STATED EXERCISE — Using the listing below, extract each line that has the word "提供支持" in it.

********

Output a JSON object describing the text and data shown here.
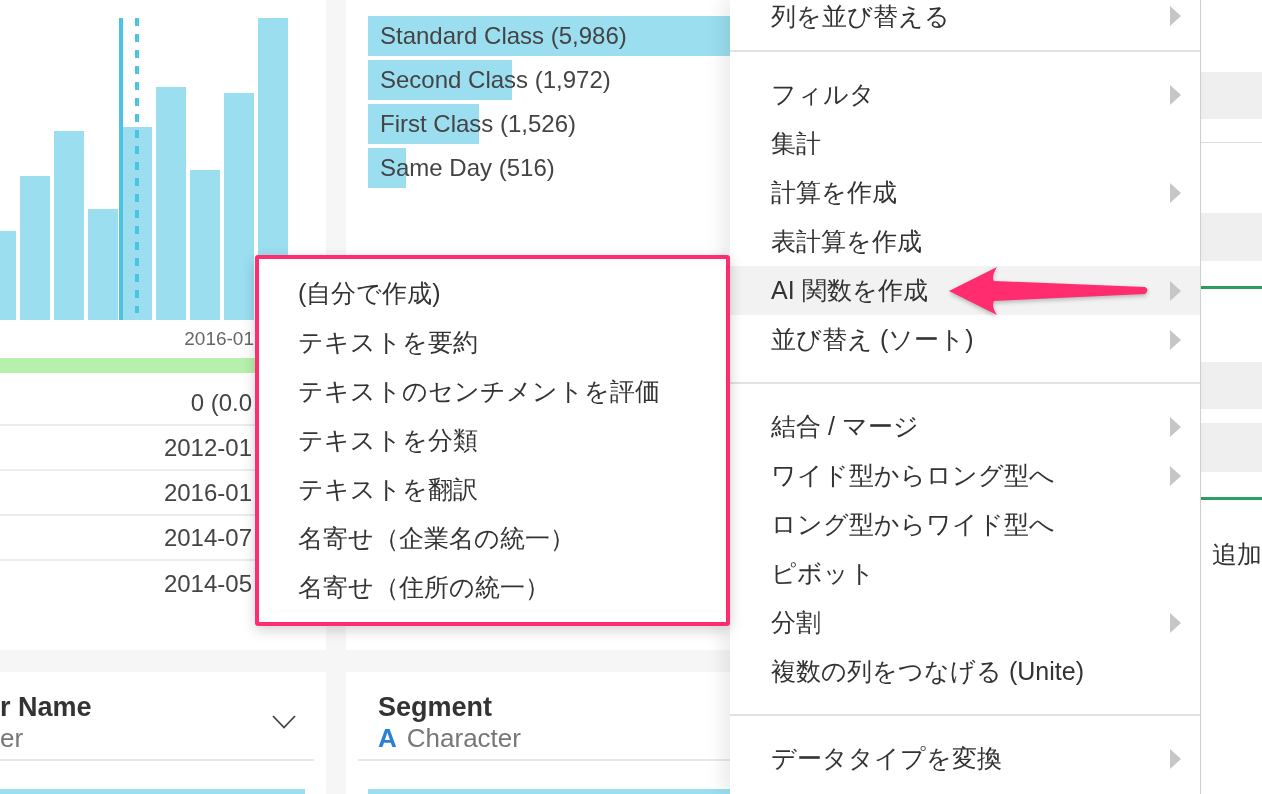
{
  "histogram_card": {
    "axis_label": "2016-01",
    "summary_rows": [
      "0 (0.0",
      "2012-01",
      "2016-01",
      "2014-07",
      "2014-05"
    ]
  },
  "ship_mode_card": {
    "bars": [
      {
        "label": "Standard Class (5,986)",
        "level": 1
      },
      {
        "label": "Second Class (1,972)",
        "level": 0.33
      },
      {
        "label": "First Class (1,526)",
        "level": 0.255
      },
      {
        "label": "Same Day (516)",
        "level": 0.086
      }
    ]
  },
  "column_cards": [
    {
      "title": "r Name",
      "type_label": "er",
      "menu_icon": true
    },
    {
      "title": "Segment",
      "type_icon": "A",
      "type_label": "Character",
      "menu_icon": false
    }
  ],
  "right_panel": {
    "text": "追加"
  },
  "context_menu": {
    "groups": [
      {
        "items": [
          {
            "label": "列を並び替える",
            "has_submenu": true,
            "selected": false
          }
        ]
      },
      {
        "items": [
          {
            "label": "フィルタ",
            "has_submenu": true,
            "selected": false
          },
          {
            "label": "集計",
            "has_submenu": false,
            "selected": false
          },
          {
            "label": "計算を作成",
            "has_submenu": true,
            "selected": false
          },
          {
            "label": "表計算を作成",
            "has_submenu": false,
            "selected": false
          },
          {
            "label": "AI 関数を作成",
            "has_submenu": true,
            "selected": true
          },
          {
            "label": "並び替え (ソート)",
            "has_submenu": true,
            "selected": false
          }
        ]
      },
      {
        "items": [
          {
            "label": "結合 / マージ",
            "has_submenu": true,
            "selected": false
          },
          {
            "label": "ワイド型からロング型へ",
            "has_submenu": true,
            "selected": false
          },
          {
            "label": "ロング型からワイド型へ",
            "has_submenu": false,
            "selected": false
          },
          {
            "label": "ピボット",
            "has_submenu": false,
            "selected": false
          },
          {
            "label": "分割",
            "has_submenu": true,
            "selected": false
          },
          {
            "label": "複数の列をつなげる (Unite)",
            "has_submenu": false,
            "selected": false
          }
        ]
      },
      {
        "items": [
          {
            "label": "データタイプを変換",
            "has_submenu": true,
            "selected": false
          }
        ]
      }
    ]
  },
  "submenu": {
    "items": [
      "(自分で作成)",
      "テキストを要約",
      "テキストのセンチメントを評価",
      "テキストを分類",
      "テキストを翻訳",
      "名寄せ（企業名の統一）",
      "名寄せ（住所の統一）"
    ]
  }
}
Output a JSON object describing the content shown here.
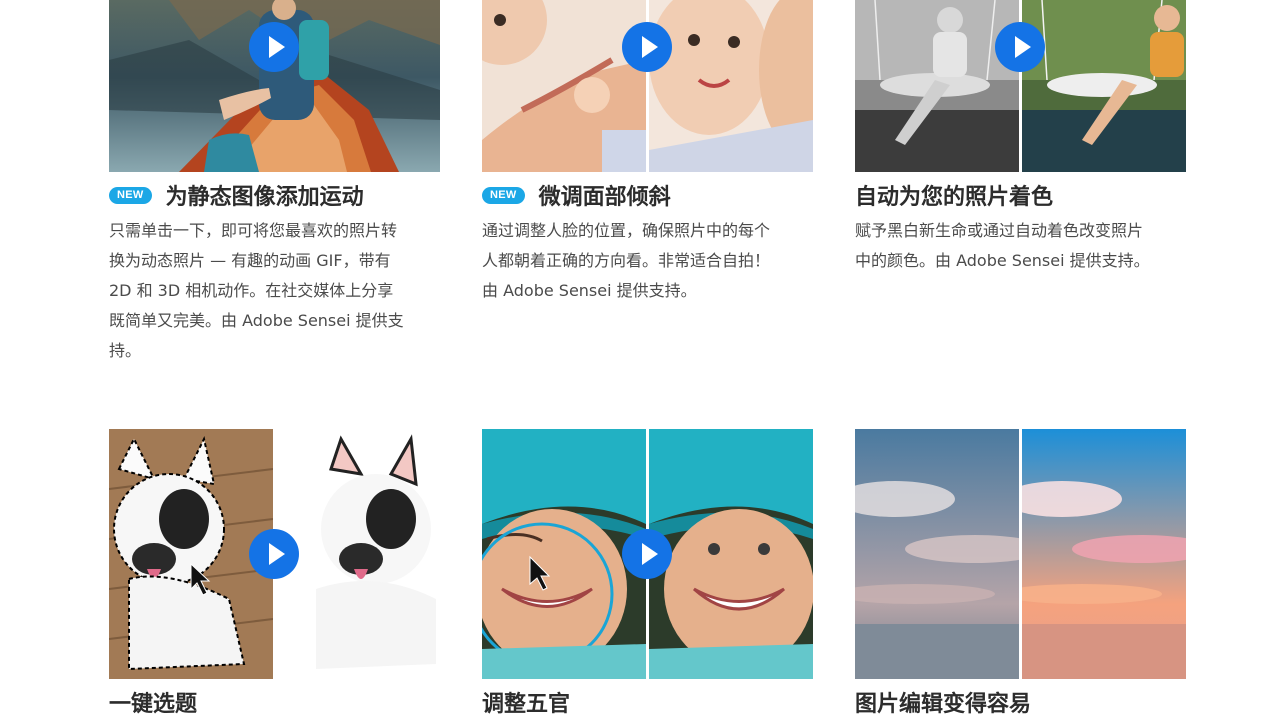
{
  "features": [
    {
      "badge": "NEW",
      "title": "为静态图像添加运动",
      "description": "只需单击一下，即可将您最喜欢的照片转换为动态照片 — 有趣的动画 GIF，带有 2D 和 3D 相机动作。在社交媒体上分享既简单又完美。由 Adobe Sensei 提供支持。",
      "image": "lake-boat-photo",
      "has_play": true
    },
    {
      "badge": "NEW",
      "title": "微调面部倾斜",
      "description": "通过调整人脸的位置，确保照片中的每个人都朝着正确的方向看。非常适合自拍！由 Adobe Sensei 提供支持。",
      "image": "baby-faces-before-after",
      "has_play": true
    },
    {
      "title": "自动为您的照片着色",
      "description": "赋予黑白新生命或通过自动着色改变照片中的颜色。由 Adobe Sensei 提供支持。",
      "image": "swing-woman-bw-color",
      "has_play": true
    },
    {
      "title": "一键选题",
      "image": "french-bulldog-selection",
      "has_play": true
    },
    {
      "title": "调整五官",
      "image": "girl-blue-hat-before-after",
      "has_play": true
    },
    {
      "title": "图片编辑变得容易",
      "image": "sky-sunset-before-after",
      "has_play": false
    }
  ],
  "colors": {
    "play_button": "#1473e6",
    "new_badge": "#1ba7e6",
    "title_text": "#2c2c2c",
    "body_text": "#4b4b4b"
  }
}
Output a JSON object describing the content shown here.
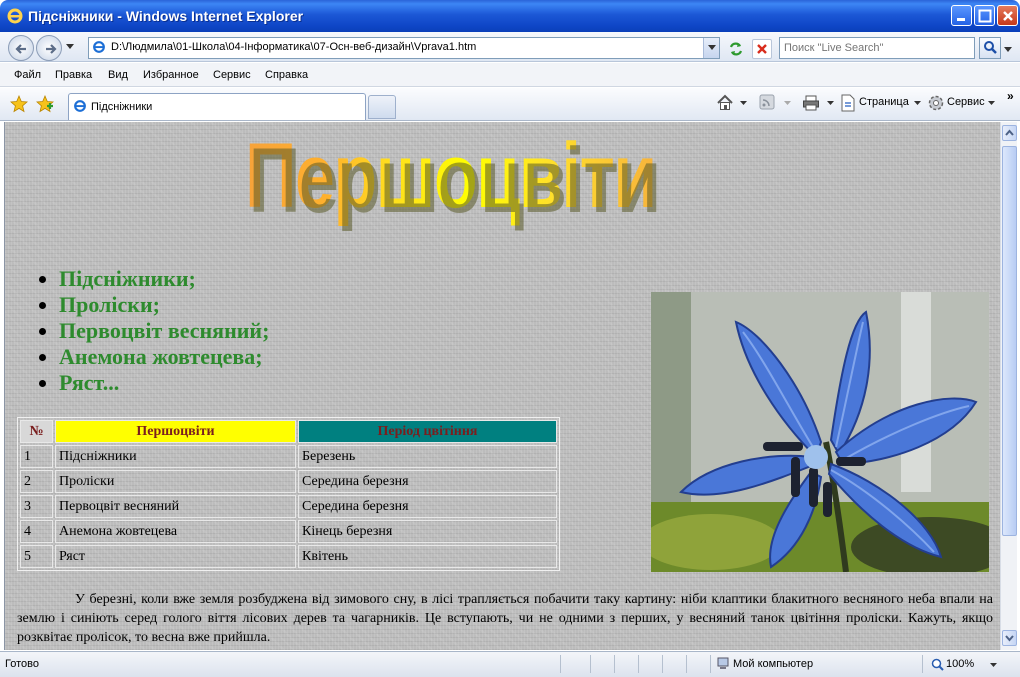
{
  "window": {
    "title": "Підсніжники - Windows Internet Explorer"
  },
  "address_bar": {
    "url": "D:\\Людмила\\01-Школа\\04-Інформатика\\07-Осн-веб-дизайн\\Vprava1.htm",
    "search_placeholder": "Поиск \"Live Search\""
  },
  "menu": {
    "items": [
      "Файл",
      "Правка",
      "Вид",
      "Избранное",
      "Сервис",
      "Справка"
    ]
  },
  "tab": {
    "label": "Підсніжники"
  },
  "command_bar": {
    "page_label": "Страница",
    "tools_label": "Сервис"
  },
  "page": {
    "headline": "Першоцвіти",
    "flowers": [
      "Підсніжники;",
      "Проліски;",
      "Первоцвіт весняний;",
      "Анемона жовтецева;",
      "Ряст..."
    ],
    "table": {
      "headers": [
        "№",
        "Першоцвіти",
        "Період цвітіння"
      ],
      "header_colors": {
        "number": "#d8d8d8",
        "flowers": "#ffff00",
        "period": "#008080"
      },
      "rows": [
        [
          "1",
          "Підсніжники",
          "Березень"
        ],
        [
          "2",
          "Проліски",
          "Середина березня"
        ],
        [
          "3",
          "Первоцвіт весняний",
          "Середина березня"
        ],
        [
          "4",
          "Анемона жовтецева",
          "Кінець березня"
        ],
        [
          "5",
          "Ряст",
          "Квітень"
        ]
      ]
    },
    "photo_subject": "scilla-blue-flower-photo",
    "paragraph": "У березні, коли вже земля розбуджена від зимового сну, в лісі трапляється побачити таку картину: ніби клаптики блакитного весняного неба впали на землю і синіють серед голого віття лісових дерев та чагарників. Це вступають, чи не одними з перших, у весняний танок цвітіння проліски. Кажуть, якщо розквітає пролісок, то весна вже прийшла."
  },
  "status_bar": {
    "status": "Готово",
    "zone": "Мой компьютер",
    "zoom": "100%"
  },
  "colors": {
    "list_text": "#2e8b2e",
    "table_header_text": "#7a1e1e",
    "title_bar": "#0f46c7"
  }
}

********

WRITTEN ANSWER —
      "description": "只需单击一下，即可将您最喜欢的照片转换为动态照片 — 有趣的动画 GIF，带有 2D 和 3D 相机动作。在社交媒体上分享既简单又完美。由 Adobe Sensei 提供支持。",
      "description": "通过调整人脸的位置，确保照片中的每个人都朝着正确的方向看。非常适合自拍！由 Adobe Sensei 提供支持。",
      "description": "赋予黑白新生命或通过自动着色改变照片中的颜色。由 Adobe Sensei 提供支持。",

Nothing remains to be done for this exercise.